→ **Given request**
Set down the full listing exactly, character for character.

★ ★ ★ ★ ★ ★ ★

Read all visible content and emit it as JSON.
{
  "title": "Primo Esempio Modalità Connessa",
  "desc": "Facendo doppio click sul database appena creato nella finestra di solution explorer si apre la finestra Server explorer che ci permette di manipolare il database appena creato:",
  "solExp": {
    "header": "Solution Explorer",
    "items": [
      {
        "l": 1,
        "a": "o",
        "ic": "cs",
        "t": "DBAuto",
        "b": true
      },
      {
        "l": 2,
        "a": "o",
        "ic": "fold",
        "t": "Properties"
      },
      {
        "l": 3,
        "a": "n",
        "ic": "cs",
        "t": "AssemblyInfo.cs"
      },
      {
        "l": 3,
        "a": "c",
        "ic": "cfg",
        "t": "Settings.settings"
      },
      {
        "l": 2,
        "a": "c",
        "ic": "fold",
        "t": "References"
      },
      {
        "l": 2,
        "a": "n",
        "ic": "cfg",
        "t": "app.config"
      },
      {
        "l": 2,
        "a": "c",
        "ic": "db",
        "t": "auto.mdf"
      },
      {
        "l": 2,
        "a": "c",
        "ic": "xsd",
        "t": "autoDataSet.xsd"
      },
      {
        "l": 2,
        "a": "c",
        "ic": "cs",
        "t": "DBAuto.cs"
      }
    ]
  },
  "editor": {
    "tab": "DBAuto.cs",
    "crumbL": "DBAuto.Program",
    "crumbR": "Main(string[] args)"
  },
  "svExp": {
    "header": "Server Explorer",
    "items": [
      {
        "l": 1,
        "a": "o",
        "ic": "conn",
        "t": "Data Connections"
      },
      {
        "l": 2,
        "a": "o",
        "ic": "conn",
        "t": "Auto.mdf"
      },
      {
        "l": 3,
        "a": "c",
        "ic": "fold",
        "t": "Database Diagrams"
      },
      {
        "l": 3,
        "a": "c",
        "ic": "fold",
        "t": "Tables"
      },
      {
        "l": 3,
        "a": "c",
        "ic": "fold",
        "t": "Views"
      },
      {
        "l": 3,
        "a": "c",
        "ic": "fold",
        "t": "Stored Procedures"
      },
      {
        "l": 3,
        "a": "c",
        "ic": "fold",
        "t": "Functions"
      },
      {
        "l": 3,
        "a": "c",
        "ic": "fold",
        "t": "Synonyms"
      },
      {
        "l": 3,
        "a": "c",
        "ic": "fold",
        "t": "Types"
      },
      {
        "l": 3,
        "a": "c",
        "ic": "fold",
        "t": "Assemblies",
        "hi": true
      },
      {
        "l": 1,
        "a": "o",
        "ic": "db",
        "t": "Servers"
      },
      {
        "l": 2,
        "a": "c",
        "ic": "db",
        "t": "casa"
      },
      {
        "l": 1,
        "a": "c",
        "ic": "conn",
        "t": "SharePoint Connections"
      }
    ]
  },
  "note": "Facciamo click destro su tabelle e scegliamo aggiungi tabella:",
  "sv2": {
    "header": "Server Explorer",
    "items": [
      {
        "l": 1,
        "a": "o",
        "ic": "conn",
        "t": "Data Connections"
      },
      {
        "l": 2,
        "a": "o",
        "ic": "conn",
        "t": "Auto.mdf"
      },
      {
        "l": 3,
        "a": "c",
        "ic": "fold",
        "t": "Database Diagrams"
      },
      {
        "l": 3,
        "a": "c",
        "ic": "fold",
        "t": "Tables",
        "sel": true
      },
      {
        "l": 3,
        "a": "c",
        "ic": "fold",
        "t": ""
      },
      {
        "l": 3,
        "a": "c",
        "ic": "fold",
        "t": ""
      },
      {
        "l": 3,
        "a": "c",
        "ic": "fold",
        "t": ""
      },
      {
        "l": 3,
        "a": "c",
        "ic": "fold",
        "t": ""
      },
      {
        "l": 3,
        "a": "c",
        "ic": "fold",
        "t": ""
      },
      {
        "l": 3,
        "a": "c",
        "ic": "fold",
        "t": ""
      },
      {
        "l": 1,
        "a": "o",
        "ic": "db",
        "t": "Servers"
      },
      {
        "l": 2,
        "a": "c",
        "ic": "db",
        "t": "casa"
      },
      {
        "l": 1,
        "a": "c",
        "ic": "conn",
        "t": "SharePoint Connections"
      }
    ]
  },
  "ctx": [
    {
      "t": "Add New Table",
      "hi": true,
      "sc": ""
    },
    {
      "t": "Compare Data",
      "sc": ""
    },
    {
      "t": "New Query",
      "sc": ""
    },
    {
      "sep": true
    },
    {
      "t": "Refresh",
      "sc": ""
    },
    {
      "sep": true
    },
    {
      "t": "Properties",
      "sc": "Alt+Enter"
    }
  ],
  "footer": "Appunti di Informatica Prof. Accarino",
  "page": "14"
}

★ ★ ★ ★ ★ ★ ★

→ **In response**
Read all visible content and emit it as JSON.
{
  "title": "Primo Esempio Modalità Connessa",
  "desc": "Facendo doppio click sul database appena creato nella finestra di solution explorer si apre la finestra Server explorer che ci permette di manipolare il database appena creato:",
  "solExp": {
    "header": "Solution Explorer",
    "items": [
      {
        "l": 1,
        "a": "o",
        "ic": "cs",
        "t": "DBAuto",
        "b": true
      },
      {
        "l": 2,
        "a": "o",
        "ic": "fold",
        "t": "Properties"
      },
      {
        "l": 3,
        "a": "n",
        "ic": "cs",
        "t": "AssemblyInfo.cs"
      },
      {
        "l": 3,
        "a": "c",
        "ic": "cfg",
        "t": "Settings.settings"
      },
      {
        "l": 2,
        "a": "c",
        "ic": "fold",
        "t": "References"
      },
      {
        "l": 2,
        "a": "n",
        "ic": "cfg",
        "t": "app.config"
      },
      {
        "l": 2,
        "a": "c",
        "ic": "db",
        "t": "auto.mdf"
      },
      {
        "l": 2,
        "a": "c",
        "ic": "xsd",
        "t": "autoDataSet.xsd"
      },
      {
        "l": 2,
        "a": "c",
        "ic": "cs",
        "t": "DBAuto.cs"
      }
    ]
  },
  "editor": {
    "tab": "DBAuto.cs",
    "crumbL": "DBAuto.Program",
    "crumbR": "Main(string[] args)"
  },
  "svExp": {
    "header": "Server Explorer",
    "items": [
      {
        "l": 1,
        "a": "o",
        "ic": "conn",
        "t": "Data Connections"
      },
      {
        "l": 2,
        "a": "o",
        "ic": "conn",
        "t": "Auto.mdf"
      },
      {
        "l": 3,
        "a": "c",
        "ic": "fold",
        "t": "Database Diagrams"
      },
      {
        "l": 3,
        "a": "c",
        "ic": "fold",
        "t": "Tables"
      },
      {
        "l": 3,
        "a": "c",
        "ic": "fold",
        "t": "Views"
      },
      {
        "l": 3,
        "a": "c",
        "ic": "fold",
        "t": "Stored Procedures"
      },
      {
        "l": 3,
        "a": "c",
        "ic": "fold",
        "t": "Functions"
      },
      {
        "l": 3,
        "a": "c",
        "ic": "fold",
        "t": "Synonyms"
      },
      {
        "l": 3,
        "a": "c",
        "ic": "fold",
        "t": "Types"
      },
      {
        "l": 3,
        "a": "c",
        "ic": "fold",
        "t": "Assemblies",
        "hi": true
      },
      {
        "l": 1,
        "a": "o",
        "ic": "db",
        "t": "Servers"
      },
      {
        "l": 2,
        "a": "c",
        "ic": "db",
        "t": "casa"
      },
      {
        "l": 1,
        "a": "c",
        "ic": "conn",
        "t": "SharePoint Connections"
      }
    ]
  },
  "note": "Facciamo click destro su tabelle e scegliamo aggiungi tabella:",
  "sv2": {
    "header": "Server Explorer",
    "items": [
      {
        "l": 1,
        "a": "o",
        "ic": "conn",
        "t": "Data Connections"
      },
      {
        "l": 2,
        "a": "o",
        "ic": "conn",
        "t": "Auto.mdf"
      },
      {
        "l": 3,
        "a": "c",
        "ic": "fold",
        "t": "Database Diagrams"
      },
      {
        "l": 3,
        "a": "c",
        "ic": "fold",
        "t": "Tables",
        "sel": true
      },
      {
        "l": 3,
        "a": "c",
        "ic": "fold",
        "t": ""
      },
      {
        "l": 3,
        "a": "c",
        "ic": "fold",
        "t": ""
      },
      {
        "l": 3,
        "a": "c",
        "ic": "fold",
        "t": ""
      },
      {
        "l": 3,
        "a": "c",
        "ic": "fold",
        "t": ""
      },
      {
        "l": 3,
        "a": "c",
        "ic": "fold",
        "t": ""
      },
      {
        "l": 3,
        "a": "c",
        "ic": "fold",
        "t": ""
      },
      {
        "l": 1,
        "a": "o",
        "ic": "db",
        "t": "Servers"
      },
      {
        "l": 2,
        "a": "c",
        "ic": "db",
        "t": "casa"
      },
      {
        "l": 1,
        "a": "c",
        "ic": "conn",
        "t": "SharePoint Connections"
      }
    ]
  },
  "ctx": [
    {
      "t": "Add New Table",
      "hi": true,
      "sc": ""
    },
    {
      "t": "Compare Data",
      "sc": ""
    },
    {
      "t": "New Query",
      "sc": ""
    },
    {
      "sep": true
    },
    {
      "t": "Refresh",
      "sc": ""
    },
    {
      "sep": true
    },
    {
      "t": "Properties",
      "sc": "Alt+Enter"
    }
  ],
  "footer": "Appunti di Informatica Prof. Accarino",
  "page": "14"
}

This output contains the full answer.